- _What the task asks_
The exercise asks you to copy every line below in which "elementów" appears.

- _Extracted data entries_
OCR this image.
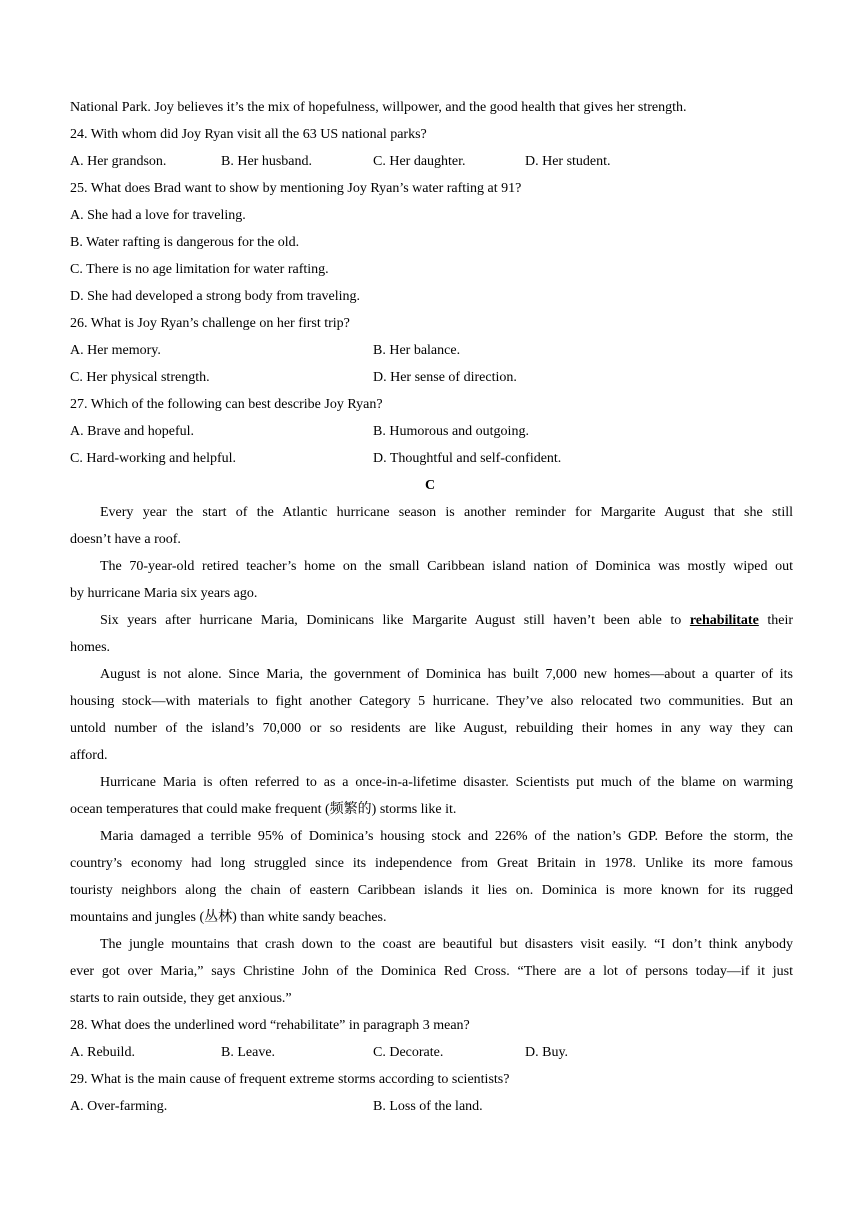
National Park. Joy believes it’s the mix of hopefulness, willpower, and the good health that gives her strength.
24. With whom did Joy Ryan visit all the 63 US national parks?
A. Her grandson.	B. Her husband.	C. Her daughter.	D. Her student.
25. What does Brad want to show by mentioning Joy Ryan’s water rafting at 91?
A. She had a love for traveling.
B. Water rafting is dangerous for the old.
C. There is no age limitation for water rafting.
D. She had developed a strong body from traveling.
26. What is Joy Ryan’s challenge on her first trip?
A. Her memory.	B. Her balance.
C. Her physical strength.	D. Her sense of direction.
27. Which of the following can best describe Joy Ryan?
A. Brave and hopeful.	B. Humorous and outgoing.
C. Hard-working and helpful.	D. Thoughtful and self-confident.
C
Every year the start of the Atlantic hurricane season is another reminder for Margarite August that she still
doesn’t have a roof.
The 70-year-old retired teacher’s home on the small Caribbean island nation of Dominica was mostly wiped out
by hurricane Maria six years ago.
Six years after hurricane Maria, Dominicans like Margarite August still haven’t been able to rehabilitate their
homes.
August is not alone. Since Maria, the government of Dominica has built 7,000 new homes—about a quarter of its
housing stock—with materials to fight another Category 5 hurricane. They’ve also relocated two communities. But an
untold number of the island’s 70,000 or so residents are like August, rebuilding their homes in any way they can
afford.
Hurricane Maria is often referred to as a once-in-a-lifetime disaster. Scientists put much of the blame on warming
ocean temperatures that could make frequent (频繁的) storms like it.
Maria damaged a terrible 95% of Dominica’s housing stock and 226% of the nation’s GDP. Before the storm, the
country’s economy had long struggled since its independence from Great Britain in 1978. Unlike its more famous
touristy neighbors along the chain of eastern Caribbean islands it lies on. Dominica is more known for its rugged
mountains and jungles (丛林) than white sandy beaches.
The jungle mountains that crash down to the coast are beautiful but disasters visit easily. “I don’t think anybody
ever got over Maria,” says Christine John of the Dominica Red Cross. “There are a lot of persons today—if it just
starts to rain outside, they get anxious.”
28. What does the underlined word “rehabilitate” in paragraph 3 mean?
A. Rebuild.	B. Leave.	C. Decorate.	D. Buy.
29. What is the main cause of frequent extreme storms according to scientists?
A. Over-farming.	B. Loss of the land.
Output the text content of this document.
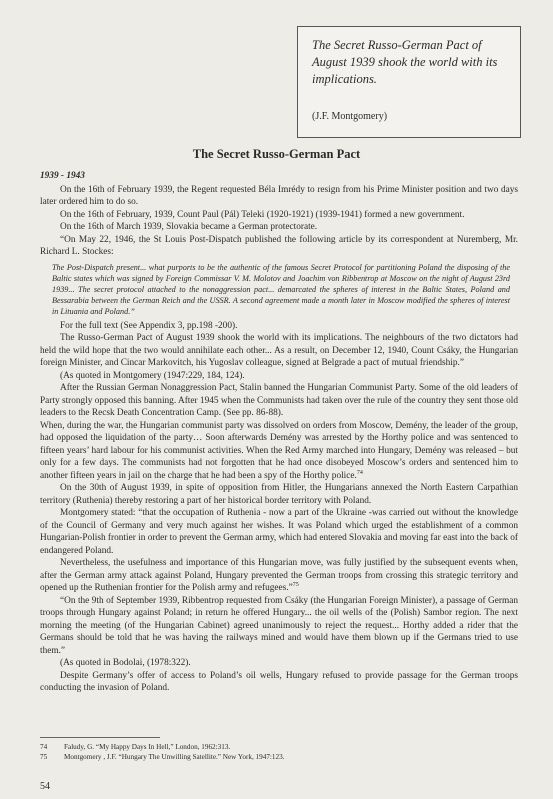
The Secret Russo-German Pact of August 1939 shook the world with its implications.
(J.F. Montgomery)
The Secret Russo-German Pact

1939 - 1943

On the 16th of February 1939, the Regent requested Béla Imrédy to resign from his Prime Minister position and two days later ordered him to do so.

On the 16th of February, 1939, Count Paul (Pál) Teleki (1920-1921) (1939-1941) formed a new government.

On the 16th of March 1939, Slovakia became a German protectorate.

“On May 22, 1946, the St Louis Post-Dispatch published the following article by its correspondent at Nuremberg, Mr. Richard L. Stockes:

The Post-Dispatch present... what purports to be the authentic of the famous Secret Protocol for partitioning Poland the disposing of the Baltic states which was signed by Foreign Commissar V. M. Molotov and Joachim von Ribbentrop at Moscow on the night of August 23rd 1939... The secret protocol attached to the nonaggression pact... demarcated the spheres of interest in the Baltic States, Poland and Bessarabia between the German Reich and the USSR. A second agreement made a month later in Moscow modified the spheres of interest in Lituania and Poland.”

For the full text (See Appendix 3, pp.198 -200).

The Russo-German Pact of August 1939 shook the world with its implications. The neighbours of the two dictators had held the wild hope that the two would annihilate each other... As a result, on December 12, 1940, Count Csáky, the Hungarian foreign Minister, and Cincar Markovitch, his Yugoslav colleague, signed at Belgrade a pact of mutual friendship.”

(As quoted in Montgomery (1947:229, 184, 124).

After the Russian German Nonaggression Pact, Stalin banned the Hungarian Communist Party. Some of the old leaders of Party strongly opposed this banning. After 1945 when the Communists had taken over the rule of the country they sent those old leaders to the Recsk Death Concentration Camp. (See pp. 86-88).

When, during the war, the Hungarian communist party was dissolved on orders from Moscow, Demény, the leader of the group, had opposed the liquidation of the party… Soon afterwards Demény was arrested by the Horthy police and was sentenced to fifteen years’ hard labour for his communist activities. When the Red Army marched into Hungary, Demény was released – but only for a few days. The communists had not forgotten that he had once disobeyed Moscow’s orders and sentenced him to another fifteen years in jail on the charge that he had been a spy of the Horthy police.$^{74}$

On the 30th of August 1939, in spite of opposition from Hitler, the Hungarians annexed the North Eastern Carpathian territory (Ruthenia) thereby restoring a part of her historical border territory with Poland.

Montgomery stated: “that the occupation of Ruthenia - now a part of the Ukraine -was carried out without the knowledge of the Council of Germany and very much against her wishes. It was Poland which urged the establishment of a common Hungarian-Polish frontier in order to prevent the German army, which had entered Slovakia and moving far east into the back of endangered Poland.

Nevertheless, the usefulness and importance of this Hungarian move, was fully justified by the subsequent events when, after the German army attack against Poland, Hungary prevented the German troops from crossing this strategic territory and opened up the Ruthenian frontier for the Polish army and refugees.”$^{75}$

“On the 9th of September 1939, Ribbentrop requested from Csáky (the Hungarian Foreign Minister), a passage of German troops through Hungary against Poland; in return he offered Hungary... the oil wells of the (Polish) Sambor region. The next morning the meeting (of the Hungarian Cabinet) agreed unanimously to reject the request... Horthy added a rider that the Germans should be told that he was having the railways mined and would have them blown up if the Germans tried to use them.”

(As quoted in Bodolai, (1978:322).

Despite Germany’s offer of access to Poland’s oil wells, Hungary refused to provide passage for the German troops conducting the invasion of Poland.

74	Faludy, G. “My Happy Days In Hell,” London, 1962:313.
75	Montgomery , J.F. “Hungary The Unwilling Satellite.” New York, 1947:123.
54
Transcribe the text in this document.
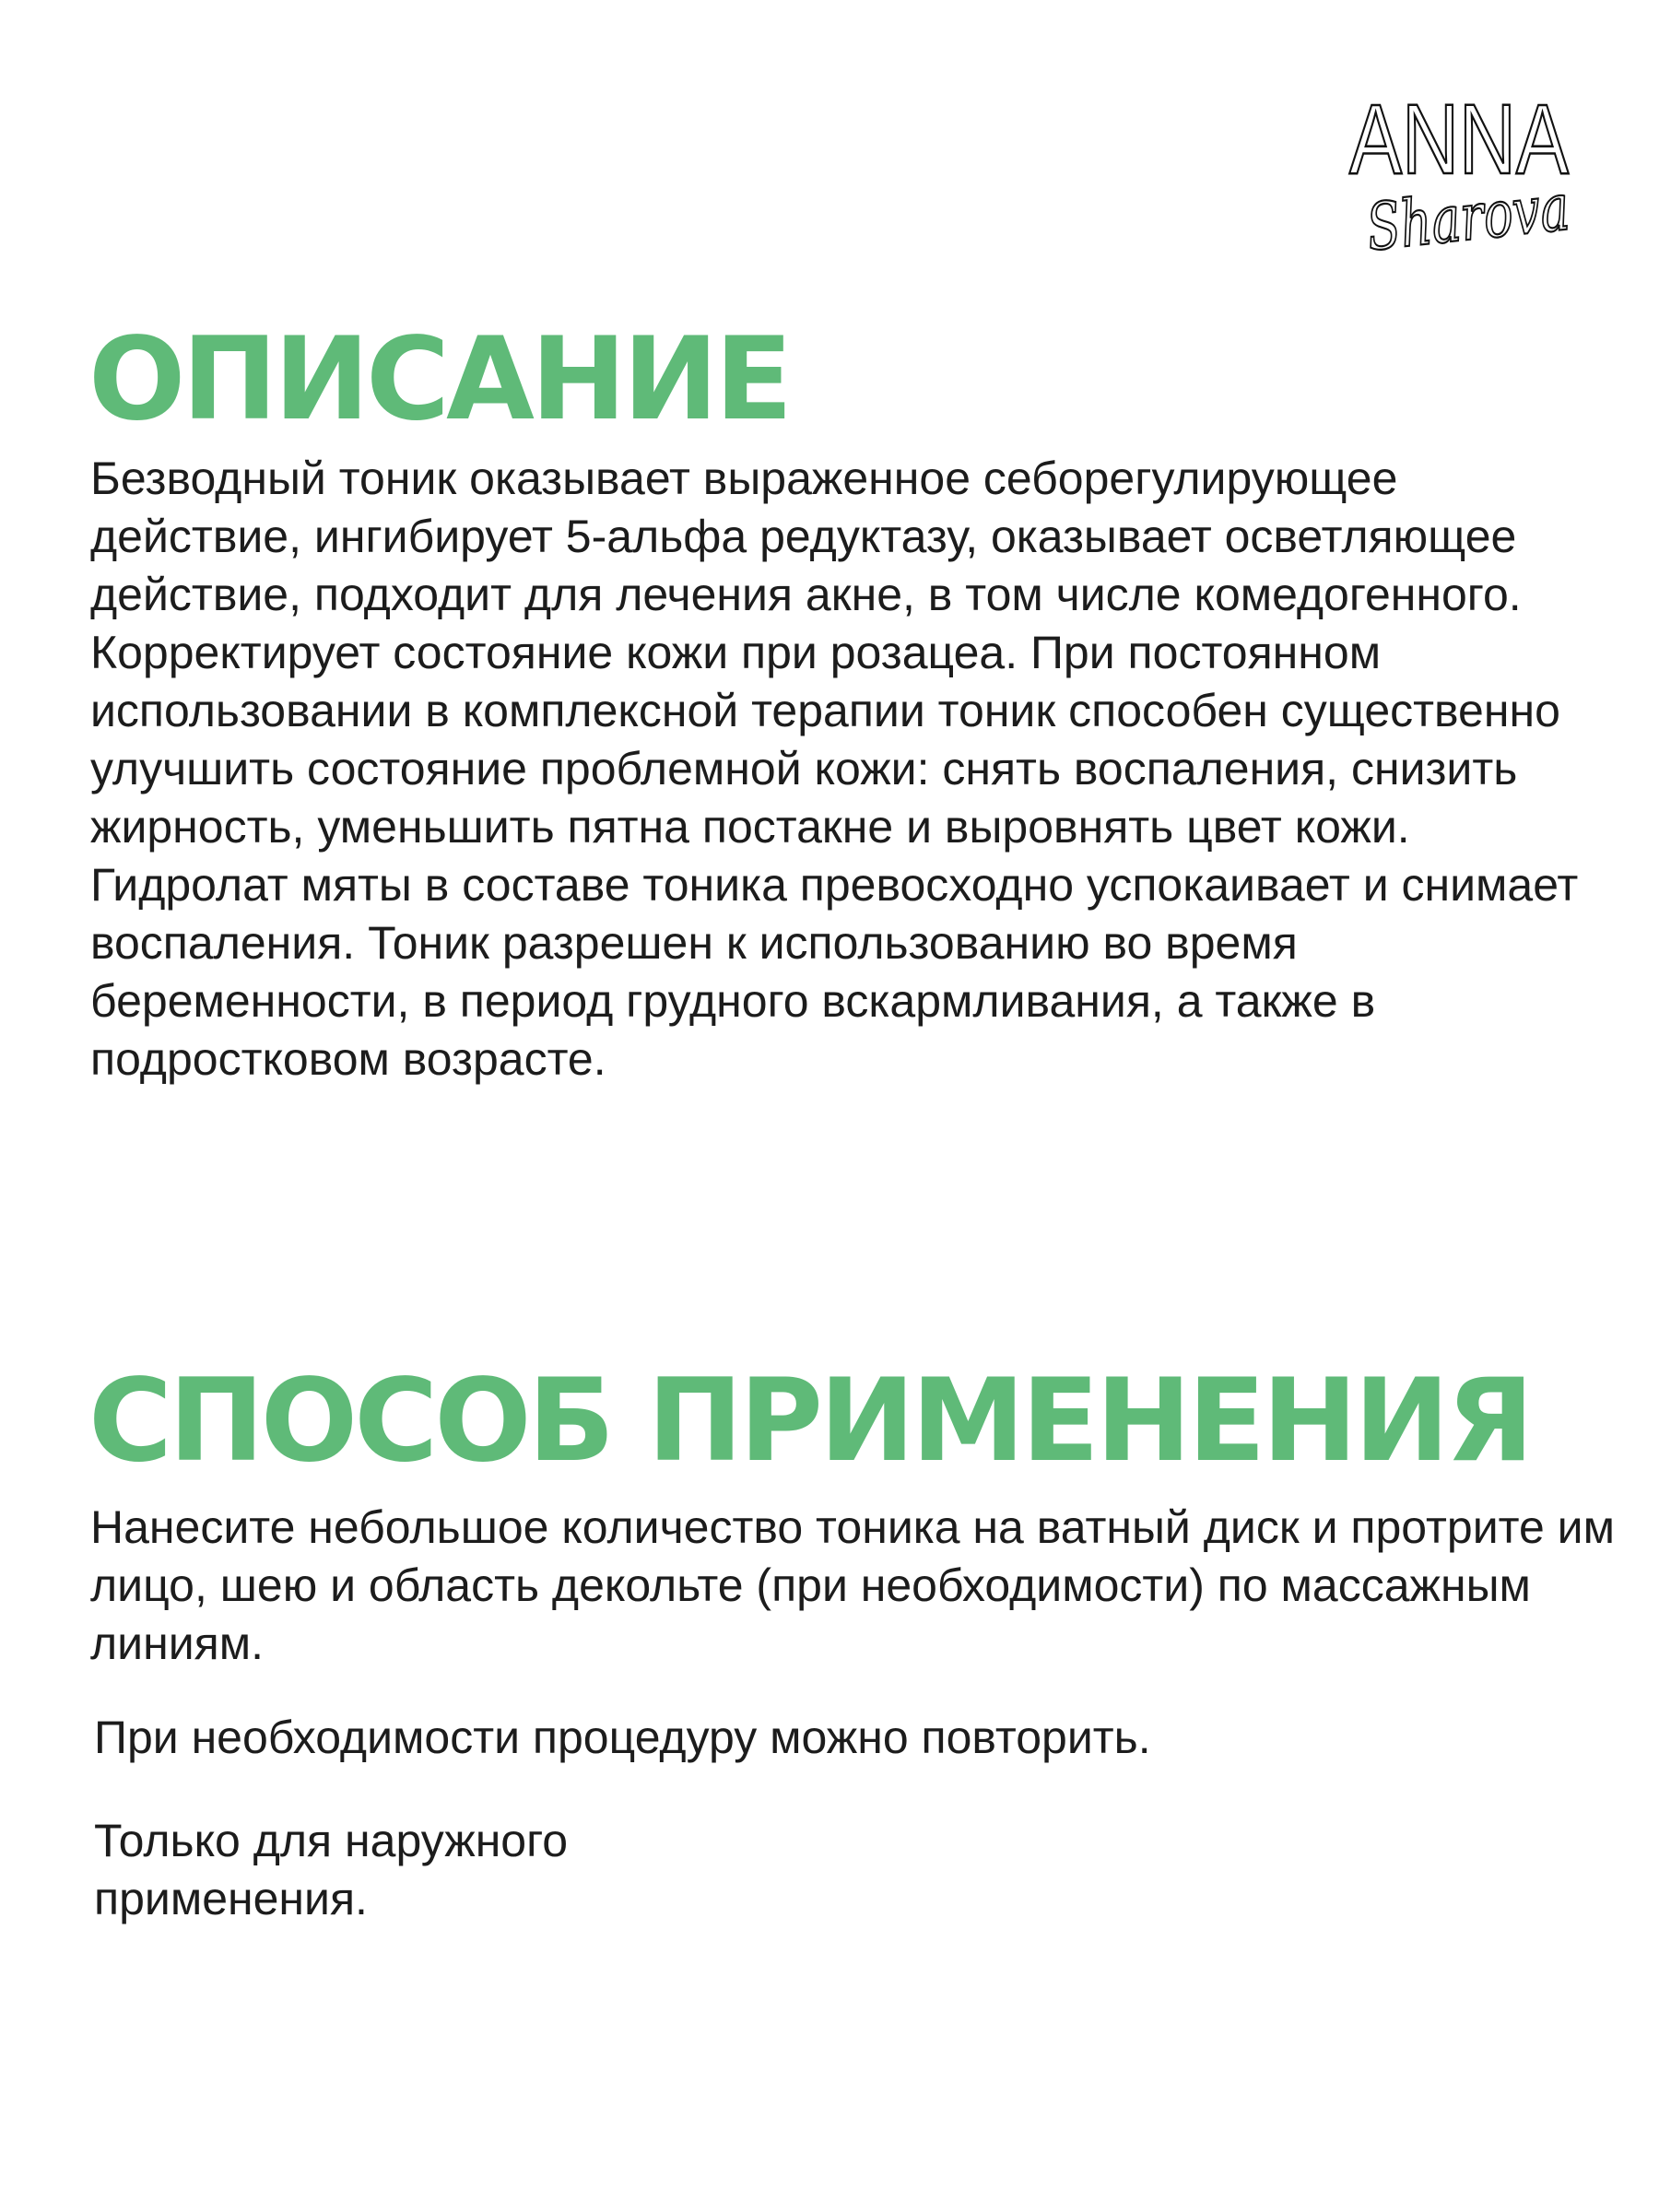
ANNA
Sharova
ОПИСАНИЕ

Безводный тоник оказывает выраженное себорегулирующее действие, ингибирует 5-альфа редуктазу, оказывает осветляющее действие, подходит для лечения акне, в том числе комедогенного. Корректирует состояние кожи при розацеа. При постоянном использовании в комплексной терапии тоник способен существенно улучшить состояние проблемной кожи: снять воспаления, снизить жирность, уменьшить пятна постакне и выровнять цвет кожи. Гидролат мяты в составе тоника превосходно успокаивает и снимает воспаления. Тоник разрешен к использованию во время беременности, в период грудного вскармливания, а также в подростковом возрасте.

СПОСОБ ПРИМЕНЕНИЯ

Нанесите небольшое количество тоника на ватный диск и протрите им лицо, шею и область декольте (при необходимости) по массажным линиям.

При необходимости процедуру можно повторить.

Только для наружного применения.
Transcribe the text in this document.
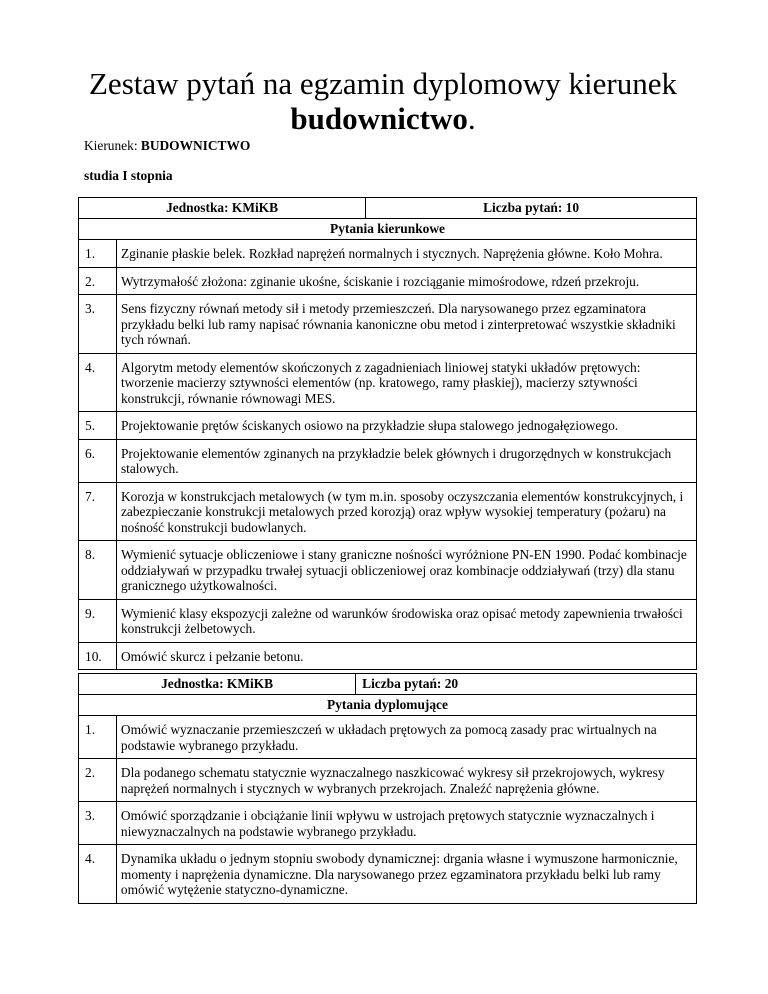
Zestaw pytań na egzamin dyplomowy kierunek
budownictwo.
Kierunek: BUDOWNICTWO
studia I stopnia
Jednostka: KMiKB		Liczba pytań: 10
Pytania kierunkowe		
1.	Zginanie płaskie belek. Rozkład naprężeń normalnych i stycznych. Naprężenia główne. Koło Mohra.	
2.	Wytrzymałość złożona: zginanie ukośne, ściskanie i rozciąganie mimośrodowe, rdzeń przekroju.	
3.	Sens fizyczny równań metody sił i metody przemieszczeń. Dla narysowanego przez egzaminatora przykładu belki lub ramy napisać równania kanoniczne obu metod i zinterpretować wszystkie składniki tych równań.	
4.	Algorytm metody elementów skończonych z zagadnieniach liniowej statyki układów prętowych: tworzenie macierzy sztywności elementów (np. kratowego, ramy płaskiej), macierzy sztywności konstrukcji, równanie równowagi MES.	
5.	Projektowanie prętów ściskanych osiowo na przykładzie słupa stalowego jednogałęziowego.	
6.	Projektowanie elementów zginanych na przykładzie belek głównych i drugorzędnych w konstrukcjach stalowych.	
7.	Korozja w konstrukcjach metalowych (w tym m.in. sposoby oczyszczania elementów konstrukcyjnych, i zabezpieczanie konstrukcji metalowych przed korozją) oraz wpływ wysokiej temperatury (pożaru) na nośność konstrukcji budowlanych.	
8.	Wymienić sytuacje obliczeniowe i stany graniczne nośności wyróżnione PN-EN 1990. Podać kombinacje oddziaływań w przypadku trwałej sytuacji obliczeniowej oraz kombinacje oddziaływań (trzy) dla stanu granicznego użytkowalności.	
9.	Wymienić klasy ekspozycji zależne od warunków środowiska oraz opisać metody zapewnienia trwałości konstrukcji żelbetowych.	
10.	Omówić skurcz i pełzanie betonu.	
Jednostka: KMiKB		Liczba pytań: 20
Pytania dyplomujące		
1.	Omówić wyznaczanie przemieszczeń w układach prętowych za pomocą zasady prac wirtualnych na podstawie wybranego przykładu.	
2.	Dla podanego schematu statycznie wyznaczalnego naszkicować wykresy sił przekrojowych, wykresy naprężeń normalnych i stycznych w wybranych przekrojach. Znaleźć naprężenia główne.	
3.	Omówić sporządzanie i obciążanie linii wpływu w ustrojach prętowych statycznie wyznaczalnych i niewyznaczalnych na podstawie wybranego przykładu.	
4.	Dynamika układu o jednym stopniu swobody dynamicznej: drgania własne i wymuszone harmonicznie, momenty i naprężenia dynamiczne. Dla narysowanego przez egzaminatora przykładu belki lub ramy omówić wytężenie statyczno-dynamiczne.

- _Answer to this problem_
4.	Algorytm metody elementów skończonych z zagadnieniach liniowej statyki układów prętowych: tworzenie macierzy sztywności elementów (np. kratowego, ramy płaskiej), macierzy sztywności konstrukcji, równanie równowagi MES.	
6.	Projektowanie elementów zginanych na przykładzie belek głównych i drugorzędnych w konstrukcjach stalowych.	
7.	Korozja w konstrukcjach metalowych (w tym m.in. sposoby oczyszczania elementów konstrukcyjnych, i zabezpieczanie konstrukcji metalowych przed korozją) oraz wpływ wysokiej temperatury (pożaru) na nośność konstrukcji budowlanych.	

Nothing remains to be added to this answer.